> SET TASK:
Present every line in which the string "caption" appears.

________________

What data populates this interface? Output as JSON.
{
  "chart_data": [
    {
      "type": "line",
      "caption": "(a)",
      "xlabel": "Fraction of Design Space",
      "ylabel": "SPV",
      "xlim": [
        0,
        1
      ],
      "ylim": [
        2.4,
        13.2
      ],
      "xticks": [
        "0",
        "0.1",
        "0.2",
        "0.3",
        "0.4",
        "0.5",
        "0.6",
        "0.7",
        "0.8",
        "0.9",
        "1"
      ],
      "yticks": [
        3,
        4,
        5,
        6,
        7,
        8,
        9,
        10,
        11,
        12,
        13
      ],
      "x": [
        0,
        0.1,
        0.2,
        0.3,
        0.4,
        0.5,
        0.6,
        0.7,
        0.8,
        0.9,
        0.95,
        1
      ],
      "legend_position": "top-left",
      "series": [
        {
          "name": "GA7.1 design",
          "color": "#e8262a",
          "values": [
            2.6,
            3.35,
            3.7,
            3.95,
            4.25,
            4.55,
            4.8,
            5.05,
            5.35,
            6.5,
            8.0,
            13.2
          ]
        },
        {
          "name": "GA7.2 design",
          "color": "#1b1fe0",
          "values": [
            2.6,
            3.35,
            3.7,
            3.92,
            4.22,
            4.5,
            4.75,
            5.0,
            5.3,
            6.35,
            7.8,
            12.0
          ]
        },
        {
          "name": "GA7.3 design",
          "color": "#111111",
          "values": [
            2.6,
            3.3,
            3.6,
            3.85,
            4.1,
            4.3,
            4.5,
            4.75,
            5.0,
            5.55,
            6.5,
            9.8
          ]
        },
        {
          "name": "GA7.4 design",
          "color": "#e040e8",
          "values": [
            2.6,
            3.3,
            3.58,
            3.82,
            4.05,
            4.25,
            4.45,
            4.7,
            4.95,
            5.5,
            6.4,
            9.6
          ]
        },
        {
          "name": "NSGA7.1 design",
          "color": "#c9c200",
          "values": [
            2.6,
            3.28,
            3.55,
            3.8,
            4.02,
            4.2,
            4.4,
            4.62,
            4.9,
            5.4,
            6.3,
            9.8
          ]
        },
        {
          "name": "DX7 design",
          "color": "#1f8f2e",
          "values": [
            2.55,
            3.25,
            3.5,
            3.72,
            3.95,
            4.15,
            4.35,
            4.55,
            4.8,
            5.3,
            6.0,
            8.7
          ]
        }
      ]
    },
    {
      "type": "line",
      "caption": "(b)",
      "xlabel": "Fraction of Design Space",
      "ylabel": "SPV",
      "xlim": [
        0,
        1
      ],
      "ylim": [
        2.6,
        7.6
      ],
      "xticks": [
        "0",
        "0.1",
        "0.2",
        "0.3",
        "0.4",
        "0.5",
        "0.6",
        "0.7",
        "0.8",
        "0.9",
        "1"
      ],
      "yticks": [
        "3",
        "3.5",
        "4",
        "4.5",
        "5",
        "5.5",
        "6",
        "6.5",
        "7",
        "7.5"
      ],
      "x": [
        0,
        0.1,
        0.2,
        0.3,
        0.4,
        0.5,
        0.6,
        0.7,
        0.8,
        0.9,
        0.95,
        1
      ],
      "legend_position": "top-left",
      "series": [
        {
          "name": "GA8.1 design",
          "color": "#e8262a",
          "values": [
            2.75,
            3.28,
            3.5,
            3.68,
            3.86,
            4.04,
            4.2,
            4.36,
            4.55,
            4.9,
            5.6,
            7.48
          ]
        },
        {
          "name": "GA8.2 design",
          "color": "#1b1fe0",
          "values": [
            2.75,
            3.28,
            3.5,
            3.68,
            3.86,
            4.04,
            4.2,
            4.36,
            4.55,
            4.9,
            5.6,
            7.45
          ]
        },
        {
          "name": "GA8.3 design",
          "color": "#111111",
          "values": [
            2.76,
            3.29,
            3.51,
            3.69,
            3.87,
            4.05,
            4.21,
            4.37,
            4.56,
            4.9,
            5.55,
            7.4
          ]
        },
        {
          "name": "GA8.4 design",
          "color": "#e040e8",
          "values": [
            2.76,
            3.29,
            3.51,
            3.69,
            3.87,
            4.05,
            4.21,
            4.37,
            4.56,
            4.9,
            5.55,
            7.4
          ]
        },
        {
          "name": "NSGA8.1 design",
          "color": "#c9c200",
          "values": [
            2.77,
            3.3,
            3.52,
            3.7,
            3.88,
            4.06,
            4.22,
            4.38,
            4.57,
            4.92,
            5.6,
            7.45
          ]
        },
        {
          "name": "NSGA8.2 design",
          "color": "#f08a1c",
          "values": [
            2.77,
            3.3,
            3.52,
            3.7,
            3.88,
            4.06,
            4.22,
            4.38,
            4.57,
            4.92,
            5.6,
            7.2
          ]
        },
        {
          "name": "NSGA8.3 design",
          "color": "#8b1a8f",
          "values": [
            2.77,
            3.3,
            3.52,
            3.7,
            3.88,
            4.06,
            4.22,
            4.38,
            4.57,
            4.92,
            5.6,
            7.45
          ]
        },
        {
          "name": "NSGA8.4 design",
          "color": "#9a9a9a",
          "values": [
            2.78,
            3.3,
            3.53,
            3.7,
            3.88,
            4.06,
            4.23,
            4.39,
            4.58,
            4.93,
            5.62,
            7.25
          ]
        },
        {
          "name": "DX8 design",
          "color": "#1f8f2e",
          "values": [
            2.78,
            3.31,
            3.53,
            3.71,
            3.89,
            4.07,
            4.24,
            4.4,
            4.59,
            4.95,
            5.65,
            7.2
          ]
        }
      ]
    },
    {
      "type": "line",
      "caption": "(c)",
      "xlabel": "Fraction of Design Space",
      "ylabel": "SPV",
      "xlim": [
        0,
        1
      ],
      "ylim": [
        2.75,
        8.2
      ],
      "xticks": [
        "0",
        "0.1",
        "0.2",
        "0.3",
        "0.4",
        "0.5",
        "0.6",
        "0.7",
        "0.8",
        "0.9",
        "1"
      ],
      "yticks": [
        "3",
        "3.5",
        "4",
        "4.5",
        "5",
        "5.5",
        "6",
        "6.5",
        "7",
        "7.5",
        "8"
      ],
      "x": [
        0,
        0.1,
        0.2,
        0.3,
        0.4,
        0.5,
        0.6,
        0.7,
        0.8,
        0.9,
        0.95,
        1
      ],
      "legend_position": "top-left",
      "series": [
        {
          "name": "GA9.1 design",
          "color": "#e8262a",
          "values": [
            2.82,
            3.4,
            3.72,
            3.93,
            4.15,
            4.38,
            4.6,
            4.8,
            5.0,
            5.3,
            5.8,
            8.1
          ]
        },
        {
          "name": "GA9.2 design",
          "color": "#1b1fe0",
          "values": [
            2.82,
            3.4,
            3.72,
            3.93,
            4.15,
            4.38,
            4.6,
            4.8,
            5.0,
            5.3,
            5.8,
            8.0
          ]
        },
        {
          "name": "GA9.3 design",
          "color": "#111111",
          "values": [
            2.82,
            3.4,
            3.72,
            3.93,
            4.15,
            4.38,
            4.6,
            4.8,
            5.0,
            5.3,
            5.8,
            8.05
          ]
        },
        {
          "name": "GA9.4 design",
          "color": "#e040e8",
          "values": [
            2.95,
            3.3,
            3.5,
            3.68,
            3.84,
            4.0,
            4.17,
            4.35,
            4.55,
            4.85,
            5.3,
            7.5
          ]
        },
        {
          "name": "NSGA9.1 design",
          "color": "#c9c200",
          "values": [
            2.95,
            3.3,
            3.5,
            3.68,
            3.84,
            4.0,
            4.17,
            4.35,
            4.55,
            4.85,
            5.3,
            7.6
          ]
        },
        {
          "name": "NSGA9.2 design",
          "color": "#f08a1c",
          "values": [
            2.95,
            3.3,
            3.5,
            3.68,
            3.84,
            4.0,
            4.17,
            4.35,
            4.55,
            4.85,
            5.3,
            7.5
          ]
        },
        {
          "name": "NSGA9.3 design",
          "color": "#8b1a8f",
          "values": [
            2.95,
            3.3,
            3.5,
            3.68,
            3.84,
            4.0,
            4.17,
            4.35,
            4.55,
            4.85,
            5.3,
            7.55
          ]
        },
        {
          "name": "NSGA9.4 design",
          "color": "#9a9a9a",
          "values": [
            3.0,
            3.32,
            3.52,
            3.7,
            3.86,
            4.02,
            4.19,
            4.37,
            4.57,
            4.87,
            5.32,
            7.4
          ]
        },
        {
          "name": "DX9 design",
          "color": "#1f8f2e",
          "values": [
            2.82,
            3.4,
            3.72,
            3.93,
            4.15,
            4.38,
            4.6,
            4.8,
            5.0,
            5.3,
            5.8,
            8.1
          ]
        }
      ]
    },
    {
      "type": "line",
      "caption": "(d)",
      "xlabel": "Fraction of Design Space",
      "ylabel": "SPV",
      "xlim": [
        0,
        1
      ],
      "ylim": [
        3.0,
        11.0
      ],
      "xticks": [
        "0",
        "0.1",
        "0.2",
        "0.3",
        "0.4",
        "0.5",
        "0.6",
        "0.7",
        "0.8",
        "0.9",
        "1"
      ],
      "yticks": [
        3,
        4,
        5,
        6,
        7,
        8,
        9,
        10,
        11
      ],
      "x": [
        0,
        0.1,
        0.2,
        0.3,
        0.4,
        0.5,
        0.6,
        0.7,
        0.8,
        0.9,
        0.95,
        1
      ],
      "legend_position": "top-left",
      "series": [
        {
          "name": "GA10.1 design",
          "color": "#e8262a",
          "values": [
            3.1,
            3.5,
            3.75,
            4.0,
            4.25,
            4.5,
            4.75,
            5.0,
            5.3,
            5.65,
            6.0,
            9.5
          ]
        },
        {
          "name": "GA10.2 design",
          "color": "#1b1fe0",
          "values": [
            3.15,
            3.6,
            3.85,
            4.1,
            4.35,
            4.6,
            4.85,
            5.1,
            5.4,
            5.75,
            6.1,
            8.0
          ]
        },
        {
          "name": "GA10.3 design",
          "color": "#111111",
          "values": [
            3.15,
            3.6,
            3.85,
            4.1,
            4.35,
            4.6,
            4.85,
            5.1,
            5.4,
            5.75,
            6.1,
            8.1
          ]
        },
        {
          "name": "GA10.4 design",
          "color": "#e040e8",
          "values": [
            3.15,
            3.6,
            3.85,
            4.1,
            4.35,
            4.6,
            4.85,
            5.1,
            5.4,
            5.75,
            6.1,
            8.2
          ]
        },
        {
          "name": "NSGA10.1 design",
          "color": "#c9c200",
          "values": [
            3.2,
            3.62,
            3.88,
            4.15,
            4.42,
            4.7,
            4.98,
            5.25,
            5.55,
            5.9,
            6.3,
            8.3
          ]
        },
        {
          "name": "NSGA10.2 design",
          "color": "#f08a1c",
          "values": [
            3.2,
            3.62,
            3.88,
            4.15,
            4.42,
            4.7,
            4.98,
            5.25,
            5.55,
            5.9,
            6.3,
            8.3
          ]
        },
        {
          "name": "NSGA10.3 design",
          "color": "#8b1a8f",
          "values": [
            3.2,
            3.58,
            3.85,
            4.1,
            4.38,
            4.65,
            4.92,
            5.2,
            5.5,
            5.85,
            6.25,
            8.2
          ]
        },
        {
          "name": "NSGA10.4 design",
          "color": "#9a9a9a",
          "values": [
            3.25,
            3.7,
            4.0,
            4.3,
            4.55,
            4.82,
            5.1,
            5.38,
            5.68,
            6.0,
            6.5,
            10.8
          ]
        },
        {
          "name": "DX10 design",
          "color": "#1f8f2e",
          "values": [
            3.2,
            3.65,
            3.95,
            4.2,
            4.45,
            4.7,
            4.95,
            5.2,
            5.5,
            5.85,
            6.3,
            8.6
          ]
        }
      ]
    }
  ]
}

________________

> RIGHT ANSWER:
      "caption": "(a)",
      "caption": "(b)",
      "caption": "(c)",
      "caption": "(d)",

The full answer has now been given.